Below are the records; pull every line that includes "immersione".
------
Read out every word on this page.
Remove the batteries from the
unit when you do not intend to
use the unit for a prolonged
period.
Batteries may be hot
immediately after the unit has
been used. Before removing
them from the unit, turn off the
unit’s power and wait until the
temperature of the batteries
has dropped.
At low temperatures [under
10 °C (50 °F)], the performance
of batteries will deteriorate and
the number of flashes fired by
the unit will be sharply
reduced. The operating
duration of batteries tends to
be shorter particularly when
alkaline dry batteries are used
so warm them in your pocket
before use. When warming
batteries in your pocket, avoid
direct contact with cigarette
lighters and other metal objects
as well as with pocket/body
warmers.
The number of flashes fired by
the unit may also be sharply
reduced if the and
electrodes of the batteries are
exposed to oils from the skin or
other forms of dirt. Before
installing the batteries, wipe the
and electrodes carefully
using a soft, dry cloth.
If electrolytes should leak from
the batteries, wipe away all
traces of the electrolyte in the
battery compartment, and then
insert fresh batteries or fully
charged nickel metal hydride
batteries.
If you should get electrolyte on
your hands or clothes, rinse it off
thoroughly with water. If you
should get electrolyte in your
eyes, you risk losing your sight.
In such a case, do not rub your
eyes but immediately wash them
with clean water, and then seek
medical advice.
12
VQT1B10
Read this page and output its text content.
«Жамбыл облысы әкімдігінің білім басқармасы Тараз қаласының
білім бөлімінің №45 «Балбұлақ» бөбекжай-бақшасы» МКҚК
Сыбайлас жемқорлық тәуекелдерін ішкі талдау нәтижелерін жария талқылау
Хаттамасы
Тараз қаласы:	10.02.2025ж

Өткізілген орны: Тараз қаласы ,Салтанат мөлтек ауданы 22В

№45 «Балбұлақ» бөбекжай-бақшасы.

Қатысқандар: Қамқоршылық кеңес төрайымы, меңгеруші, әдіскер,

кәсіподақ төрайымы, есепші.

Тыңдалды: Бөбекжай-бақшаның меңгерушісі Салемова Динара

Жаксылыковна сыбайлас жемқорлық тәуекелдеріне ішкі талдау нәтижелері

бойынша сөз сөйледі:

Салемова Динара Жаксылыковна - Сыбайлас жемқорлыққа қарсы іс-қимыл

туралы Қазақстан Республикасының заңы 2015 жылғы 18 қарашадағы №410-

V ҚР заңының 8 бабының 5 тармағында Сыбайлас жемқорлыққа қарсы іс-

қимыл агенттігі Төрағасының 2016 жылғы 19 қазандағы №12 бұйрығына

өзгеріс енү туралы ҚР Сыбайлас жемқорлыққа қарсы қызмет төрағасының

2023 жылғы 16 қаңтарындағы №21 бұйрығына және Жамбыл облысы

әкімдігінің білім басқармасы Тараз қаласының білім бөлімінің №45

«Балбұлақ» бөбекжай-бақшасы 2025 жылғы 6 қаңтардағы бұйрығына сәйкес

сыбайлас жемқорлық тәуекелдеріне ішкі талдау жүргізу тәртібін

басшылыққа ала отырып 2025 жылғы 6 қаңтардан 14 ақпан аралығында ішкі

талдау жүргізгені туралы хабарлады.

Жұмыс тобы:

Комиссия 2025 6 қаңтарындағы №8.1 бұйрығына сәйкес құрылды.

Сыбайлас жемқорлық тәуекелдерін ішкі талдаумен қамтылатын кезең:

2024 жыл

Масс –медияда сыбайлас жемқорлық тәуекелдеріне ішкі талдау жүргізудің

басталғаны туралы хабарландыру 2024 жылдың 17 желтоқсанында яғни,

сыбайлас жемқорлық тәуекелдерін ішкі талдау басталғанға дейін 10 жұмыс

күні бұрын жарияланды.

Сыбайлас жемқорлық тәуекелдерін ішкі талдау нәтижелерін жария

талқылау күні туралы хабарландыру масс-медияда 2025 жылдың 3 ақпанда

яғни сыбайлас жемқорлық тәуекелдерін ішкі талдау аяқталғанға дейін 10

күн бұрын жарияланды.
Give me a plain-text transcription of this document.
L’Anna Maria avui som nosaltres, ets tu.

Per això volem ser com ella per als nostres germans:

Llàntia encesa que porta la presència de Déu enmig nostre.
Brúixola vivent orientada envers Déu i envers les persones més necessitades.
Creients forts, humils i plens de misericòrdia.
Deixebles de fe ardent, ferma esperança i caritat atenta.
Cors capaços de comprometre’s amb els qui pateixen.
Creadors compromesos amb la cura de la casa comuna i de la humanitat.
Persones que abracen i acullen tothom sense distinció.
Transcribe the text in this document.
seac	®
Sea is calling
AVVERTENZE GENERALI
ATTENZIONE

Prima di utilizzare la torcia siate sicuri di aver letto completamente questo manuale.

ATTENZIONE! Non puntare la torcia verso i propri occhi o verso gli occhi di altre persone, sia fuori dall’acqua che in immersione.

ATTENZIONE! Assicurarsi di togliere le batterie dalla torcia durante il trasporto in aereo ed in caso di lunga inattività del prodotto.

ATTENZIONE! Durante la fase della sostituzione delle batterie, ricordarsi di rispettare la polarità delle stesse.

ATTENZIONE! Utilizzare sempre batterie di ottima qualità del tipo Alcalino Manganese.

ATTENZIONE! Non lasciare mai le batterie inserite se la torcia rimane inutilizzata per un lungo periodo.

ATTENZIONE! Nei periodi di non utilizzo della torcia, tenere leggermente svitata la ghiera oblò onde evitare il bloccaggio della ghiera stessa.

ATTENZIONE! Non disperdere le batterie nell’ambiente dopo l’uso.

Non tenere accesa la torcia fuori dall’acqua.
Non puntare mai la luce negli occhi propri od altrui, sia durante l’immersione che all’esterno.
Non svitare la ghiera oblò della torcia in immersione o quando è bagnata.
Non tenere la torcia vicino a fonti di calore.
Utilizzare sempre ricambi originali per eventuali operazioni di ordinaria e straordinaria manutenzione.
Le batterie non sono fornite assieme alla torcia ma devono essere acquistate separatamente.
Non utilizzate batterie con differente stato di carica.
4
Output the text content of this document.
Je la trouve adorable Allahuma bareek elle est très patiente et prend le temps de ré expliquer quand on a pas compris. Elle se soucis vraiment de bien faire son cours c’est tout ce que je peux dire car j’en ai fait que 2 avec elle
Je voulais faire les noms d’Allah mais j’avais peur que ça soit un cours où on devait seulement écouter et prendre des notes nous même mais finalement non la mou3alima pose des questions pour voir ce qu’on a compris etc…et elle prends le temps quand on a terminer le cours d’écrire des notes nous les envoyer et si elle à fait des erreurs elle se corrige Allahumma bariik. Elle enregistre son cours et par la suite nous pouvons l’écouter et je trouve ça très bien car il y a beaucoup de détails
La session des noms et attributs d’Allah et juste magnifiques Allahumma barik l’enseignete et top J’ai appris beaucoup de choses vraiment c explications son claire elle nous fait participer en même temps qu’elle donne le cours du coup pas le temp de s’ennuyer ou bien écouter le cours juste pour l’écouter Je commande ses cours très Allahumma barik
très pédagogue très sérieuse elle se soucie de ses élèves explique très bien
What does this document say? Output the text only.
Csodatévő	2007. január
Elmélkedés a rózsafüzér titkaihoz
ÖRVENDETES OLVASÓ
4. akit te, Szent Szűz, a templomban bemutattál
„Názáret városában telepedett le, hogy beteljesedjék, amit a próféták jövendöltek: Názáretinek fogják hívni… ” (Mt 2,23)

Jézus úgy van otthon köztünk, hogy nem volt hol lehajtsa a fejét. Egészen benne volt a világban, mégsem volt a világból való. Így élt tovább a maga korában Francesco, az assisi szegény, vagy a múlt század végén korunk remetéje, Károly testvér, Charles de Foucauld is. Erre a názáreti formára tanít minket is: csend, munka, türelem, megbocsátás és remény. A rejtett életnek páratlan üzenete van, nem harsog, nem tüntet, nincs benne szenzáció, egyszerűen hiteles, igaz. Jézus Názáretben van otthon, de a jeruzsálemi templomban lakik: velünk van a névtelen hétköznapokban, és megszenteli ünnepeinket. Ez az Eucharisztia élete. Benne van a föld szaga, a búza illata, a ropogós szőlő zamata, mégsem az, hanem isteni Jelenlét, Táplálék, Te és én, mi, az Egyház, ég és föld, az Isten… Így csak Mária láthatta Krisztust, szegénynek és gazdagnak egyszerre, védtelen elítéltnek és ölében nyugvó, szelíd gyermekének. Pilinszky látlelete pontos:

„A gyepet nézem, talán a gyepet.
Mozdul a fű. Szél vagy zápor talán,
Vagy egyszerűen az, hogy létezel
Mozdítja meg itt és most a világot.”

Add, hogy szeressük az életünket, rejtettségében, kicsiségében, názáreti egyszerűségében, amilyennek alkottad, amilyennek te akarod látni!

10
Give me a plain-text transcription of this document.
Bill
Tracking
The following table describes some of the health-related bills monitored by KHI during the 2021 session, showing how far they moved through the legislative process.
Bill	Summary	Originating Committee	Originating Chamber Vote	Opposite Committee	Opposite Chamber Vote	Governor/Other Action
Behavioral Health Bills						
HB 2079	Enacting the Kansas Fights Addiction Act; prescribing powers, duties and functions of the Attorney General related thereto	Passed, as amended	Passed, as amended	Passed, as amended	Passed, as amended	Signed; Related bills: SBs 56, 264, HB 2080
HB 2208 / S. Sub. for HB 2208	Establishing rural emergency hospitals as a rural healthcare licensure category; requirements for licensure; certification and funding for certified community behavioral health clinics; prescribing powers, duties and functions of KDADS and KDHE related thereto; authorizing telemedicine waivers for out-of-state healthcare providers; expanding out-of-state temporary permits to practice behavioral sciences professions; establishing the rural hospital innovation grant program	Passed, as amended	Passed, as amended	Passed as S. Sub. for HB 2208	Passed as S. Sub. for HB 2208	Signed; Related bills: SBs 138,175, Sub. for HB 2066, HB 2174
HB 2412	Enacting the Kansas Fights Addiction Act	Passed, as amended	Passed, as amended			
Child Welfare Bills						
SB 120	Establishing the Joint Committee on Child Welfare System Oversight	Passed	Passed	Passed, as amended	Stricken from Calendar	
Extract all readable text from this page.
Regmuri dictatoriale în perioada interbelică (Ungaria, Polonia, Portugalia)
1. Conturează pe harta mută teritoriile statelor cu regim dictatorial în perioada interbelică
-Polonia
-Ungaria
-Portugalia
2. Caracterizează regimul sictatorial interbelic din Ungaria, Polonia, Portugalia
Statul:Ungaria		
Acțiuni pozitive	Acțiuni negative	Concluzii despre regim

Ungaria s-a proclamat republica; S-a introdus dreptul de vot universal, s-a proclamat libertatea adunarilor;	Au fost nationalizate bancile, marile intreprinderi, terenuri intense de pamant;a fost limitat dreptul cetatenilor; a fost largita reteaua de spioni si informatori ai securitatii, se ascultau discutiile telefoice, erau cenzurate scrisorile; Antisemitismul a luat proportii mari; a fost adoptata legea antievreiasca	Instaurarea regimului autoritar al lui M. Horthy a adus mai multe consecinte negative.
------
# WORKED SOLUTION
ATTENZIONE! Non puntare la torcia verso i propri occhi o verso gli occhi di altre persone, sia fuori dall’acqua che in immersione.
Non puntare mai la luce negli occhi propri od altrui, sia durante l’immersione che all’esterno.
Non svitare la ghiera oblò della torcia in immersione o quando è bagnata.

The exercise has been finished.